Text
[start]
Each of those finders replace a version that doesn’t use the cache. So the finders can be used for a fine grained cache configuration and allows the adjust the memory consumption of Pacemaker during the import process.

Fine grained cache configuration

As described above, cache warming may have a significant impact on memory consumption. In combination with the configuration of the finders that has to be used, it will be possible to adjust the memory consumption to your needs. Therefore a snipped <magento-install-dir>/app/etc/configuration/operations.json that overwrites the default cache warmers like

{
  "operations": {
    "general": {
      "catalog_product": {
        "cache-warmer": {
          "plugins": {
            "cache-warmer": {
              "id": "import_caching.plugin.cache.warmer",
              "params": {
                "cache-warmers": [
                  "import_caching.repository.cache.warmer.eav.attribute.option.value",
                  "import_caching.repository.cache.warmer.product.varchar",
                  "import_caching.repository.cache.warmer.product.int",
                  "import_caching.repository.cache.warmer.product.text",
                  "import_caching.repository.cache.warmer.product.decimal",
                  "import_caching.repository.cache.warmer.product.datetime"
[end]
Element placement records:
[start]
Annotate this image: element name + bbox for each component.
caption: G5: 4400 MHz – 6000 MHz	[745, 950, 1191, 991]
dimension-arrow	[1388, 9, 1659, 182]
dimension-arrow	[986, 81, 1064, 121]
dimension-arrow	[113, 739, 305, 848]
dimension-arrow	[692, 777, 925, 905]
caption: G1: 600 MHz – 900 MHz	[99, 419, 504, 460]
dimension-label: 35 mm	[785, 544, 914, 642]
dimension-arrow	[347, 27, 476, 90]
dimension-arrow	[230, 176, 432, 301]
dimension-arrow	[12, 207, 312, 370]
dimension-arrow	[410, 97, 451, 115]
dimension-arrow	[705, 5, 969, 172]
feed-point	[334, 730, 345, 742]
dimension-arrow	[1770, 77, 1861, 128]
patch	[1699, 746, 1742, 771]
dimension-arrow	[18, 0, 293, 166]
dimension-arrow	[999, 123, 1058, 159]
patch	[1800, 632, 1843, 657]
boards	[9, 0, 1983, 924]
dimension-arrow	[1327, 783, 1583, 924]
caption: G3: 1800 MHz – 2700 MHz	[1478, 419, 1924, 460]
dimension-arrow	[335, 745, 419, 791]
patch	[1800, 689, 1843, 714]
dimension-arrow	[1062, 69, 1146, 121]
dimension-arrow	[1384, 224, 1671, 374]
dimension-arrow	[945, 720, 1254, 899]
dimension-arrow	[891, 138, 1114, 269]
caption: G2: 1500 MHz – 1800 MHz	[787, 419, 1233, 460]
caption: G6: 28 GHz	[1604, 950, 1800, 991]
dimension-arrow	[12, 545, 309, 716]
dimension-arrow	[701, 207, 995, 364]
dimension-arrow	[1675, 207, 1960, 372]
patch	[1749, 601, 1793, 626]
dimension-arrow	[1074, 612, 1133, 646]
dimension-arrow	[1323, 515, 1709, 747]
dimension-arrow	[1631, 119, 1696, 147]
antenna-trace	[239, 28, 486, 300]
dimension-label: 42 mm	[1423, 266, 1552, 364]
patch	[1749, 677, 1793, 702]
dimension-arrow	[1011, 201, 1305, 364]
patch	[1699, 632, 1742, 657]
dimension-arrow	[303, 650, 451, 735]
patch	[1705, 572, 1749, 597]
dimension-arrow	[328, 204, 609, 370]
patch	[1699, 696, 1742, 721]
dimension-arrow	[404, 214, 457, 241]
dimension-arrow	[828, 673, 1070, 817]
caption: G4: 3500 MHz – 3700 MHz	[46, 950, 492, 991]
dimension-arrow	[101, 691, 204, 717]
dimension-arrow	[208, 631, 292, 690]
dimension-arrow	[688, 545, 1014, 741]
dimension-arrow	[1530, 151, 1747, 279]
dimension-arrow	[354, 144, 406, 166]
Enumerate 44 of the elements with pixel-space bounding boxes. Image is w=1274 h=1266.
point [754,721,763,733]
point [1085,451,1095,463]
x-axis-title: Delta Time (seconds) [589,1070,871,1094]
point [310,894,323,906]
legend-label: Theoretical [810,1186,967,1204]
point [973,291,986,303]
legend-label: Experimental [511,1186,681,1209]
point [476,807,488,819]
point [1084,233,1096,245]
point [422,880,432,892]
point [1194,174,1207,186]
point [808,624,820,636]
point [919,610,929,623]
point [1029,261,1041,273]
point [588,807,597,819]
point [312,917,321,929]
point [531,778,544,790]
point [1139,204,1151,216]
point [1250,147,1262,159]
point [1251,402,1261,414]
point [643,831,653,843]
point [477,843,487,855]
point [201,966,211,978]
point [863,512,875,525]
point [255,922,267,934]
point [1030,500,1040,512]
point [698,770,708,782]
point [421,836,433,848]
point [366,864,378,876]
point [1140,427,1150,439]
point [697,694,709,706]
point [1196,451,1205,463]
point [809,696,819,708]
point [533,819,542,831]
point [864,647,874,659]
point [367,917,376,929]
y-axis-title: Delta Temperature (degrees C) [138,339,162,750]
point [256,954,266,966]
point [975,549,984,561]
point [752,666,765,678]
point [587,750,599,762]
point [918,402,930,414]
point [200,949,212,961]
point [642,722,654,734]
[end]
Exercises to complete
A: Based on the cache configuration text, decide for each statement whether it agrees with the text. Answer yes or no for each, and quote the deciding words. (i) Cache warming may significantly affect memory consumption. (ii) Each finder replaces a version that also uses the cache. (iii) The snippet overwrites the default cache warmers.
B: Edit the records from their first line through the line containing "746, 1742, 771]" by changing every "dimension-arrow" to "dimension-line", keeping all else unchanged, and give only those lines.

Task-by-task outputs
A:
(i) Yes: "cache warming may have a significant impact on memory consumption"
(ii) No: "Each of those finders replace a version that doesn’t use the cache."
(iii) Yes: "overwrites the default cache warmers"

B:
Annotate this image: element name + bbox for each component.
caption: G5: 4400 MHz – 6000 MHz	[745, 950, 1191, 991]
dimension-line	[1388, 9, 1659, 182]
dimension-line	[986, 81, 1064, 121]
dimension-line	[113, 739, 305, 848]
dimension-line	[692, 777, 925, 905]
caption: G1: 600 MHz – 900 MHz	[99, 419, 504, 460]
dimension-label: 35 mm	[785, 544, 914, 642]
dimension-line	[347, 27, 476, 90]
dimension-line	[230, 176, 432, 301]
dimension-line	[12, 207, 312, 370]
dimension-line	[410, 97, 451, 115]
dimension-line	[705, 5, 969, 172]
feed-point	[334, 730, 345, 742]
dimension-line	[1770, 77, 1861, 128]
patch	[1699, 746, 1742, 771]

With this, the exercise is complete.